PROBLEM REQUIREMENTS | Write out the material again exactly, please, and omit the pictures.
---------------
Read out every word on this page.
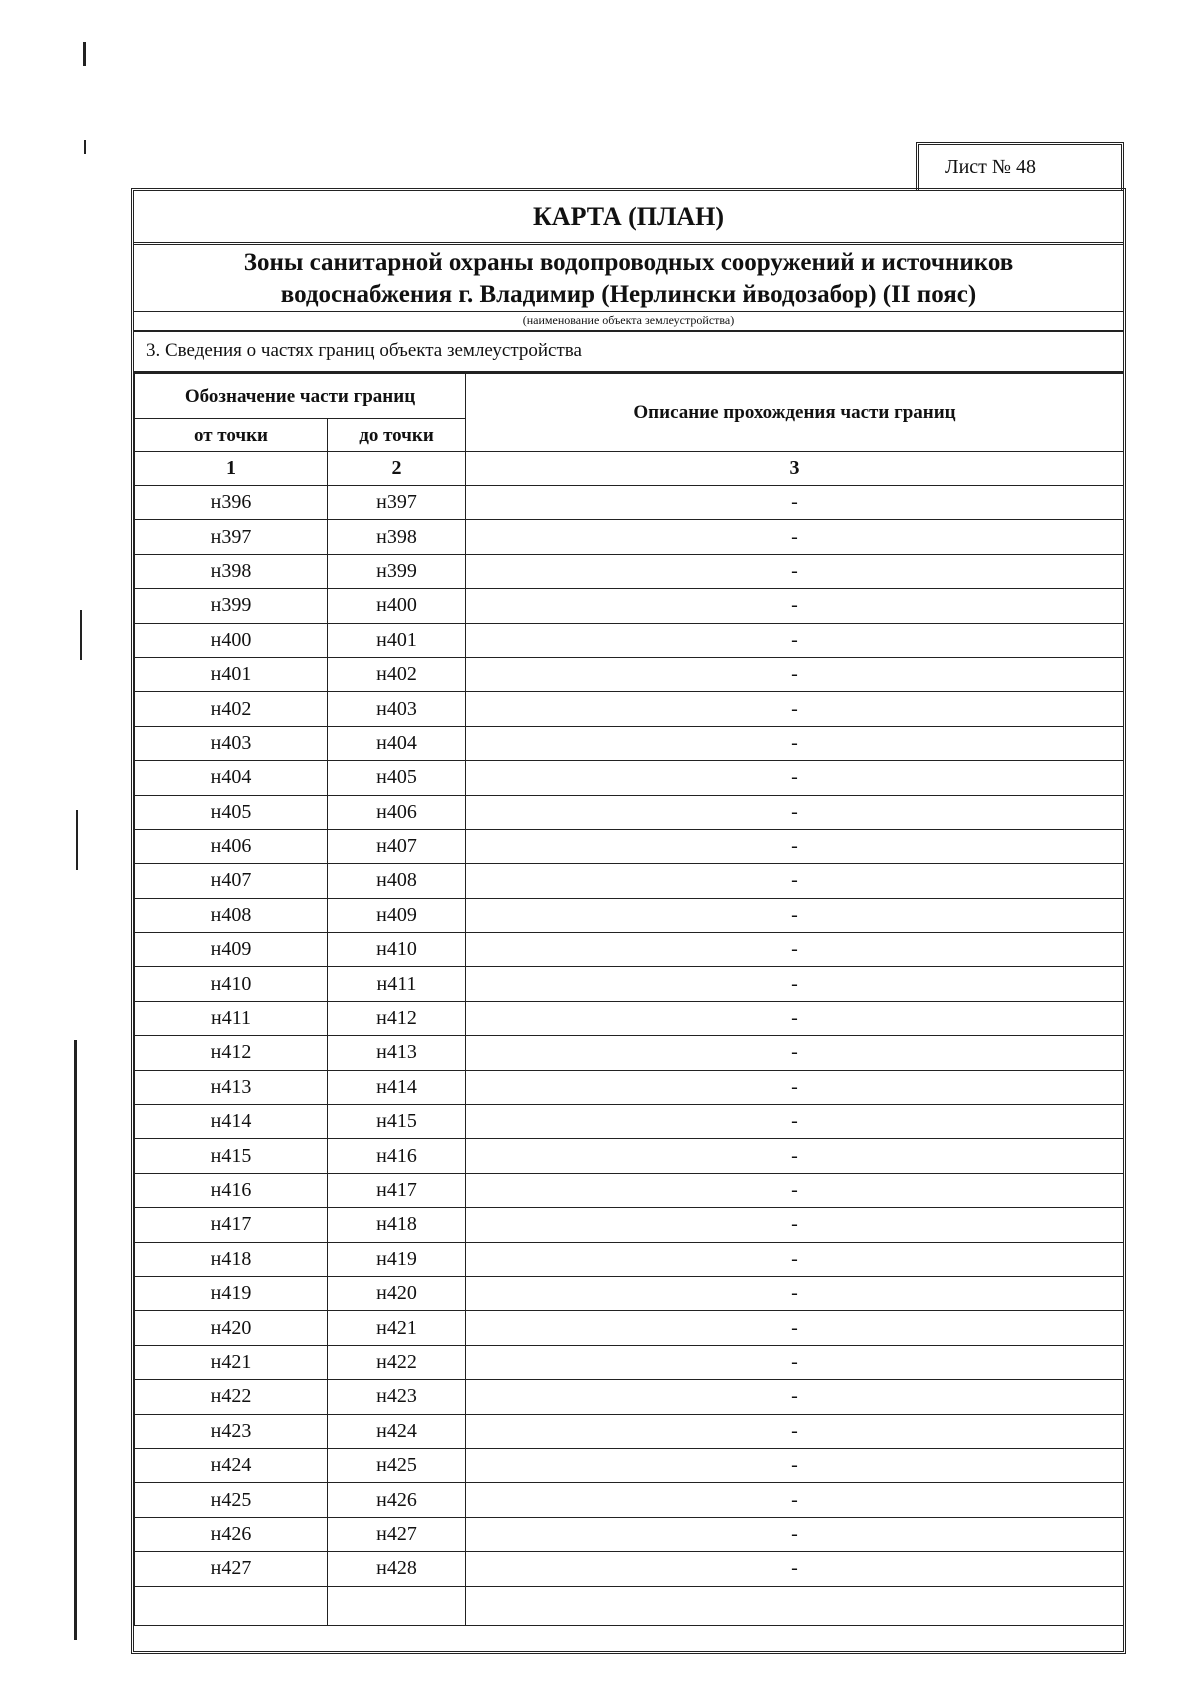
Лист № 48
КАРТА (ПЛАН)
Зоны санитарной охраны водопроводных сооружений и источников
водоснабжения г. Владимир (Нерлински йводозабор) (II пояс)
(наименование объекта землеустройства)
3. Сведения о частях границ объекта землеустройства
Обозначение части границ		Описание прохождения части границ
от точки	до точки	
1	2	3
н396	н397	-
н397	н398	-
н398	н399	-
н399	н400	-
н400	н401	-
н401	н402	-
н402	н403	-
н403	н404	-
н404	н405	-
н405	н406	-
н406	н407	-
н407	н408	-
н408	н409	-
н409	н410	-
н410	н411	-
н411	н412	-
н412	н413	-
н413	н414	-
н414	н415	-
н415	н416	-
н416	н417	-
н417	н418	-
н418	н419	-
н419	н420	-
н420	н421	-
н421	н422	-
н422	н423	-
н423	н424	-
н424	н425	-
н425	н426	-
н426	н427	-
н427	н428	-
---------------
TASK SOLUTION |
Read out every word on this page.
Лист № 48
КАРТА (ПЛАН)
Зоны санитарной охраны водопроводных сооружений и источников
водоснабжения г. Владимир (Нерлински йводозабор) (II пояс)
(наименование объекта землеустройства)
3. Сведения о частях границ объекта землеустройства
Обозначение части границ		Описание прохождения части границ
от точки	до точки	
1	2	3
н396	н397	-
н397	н398	-
н398	н399	-
н399	н400	-
н400	н401	-
н401	н402	-
н402	н403	-
н403	н404	-
н404	н405	-
н405	н406	-
н406	н407	-
н407	н408	-
н408	н409	-
н409	н410	-
н410	н411	-
н411	н412	-
н412	н413	-
н413	н414	-
н414	н415	-
н415	н416	-
н416	н417	-
н417	н418	-
н418	н419	-
н419	н420	-
н420	н421	-
н421	н422	-
н422	н423	-
н423	н424	-
н424	н425	-
н425	н426	-
н426	н427	-
н427	н428	-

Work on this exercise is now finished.